ROWS:
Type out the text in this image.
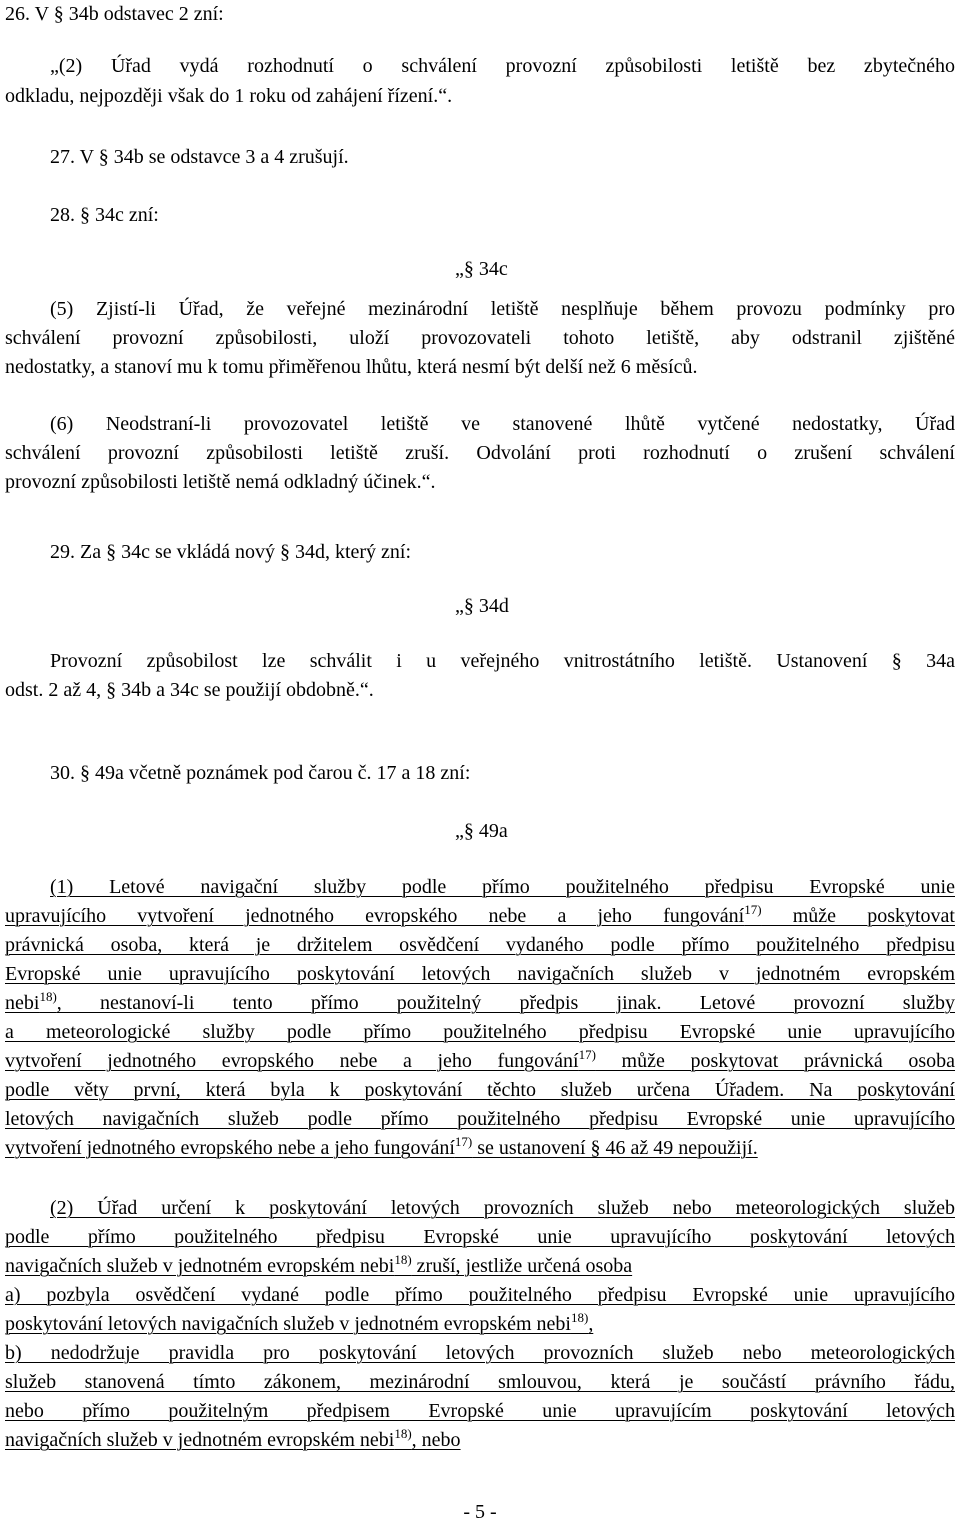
26. V § 34b odstavec 2 zní:
„(2) Úřad vydá rozhodnutí o schválení provozní způsobilosti letiště bez zbytečného
odkladu, nejpozději však do 1 roku od zahájení řízení.“.
27. V § 34b se odstavce 3 a 4 zrušují.
28. § 34c zní:
„§ 34c
(5) Zjistí-li Úřad, že veřejné mezinárodní letiště nesplňuje během provozu podmínky pro
schválení provozní způsobilosti, uloží provozovateli tohoto letiště, aby odstranil zjištěné
nedostatky, a stanoví mu k tomu přiměřenou lhůtu, která nesmí být delší než 6 měsíců.
(6) Neodstraní-li provozovatel letiště ve stanovené lhůtě vytčené nedostatky, Úřad
schválení provozní způsobilosti letiště zruší. Odvolání proti rozhodnutí o zrušení schválení
provozní způsobilosti letiště nemá odkladný účinek.“.
29. Za § 34c se vkládá nový § 34d, který zní:
„§ 34d
Provozní způsobilost lze schválit i u veřejného vnitrostátního letiště. Ustanovení § 34a
odst. 2 až 4, § 34b a 34c se použijí obdobně.“.
30. § 49a včetně poznámek pod čarou č. 17 a 18 zní:
„§ 49a
(1) Letové navigační služby podle přímo použitelného předpisu Evropské unie
upravujícího vytvoření jednotného evropského nebe a jeho fungování$^{17)}$ může poskytovat
právnická osoba, která je držitelem osvědčení vydaného podle přímo použitelného předpisu
Evropské unie upravujícího poskytování letových navigačních služeb v jednotném evropském
nebi$^{18)}$, nestanoví-li tento přímo použitelný předpis jinak. Letové provozní služby
a meteorologické služby podle přímo použitelného předpisu Evropské unie upravujícího
vytvoření jednotného evropského nebe a jeho fungování$^{17)}$ může poskytovat právnická osoba
podle věty první, která byla k poskytování těchto služeb určena Úřadem. Na poskytování
letových navigačních služeb podle přímo použitelného předpisu Evropské unie upravujícího
vytvoření jednotného evropského nebe a jeho fungování$^{17)}$ se ustanovení § 46 až 49 nepoužijí.
(2) Úřad určení k poskytování letových provozních služeb nebo meteorologických služeb
podle přímo použitelného předpisu Evropské unie upravujícího poskytování letových
navigačních služeb v jednotném evropském nebi$^{18)}$ zruší, jestliže určená osoba
a) pozbyla osvědčení vydané podle přímo použitelného předpisu Evropské unie upravujícího
poskytování letových navigačních služeb v jednotném evropském nebi$^{18)}$,
b) nedodržuje pravidla pro poskytování letových provozních služeb nebo meteorologických
služeb stanovená tímto zákonem, mezinárodní smlouvou, která je součástí právního řádu,
nebo přímo použitelným předpisem Evropské unie upravujícím poskytování letových
navigačních služeb v jednotném evropském nebi$^{18)}$, nebo
- 5 -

DIRECTIVE: From the listing above, copy every line that holds the string "nebe".

SOLUTION FOR THIS PROBLEM:
upravujícího vytvoření jednotného evropského nebe a jeho fungování$^{17)}$ může poskytovat
vytvoření jednotného evropského nebe a jeho fungování$^{17)}$ může poskytovat právnická osoba
vytvoření jednotného evropského nebe a jeho fungování$^{17)}$ se ustanovení § 46 až 49 nepoužijí.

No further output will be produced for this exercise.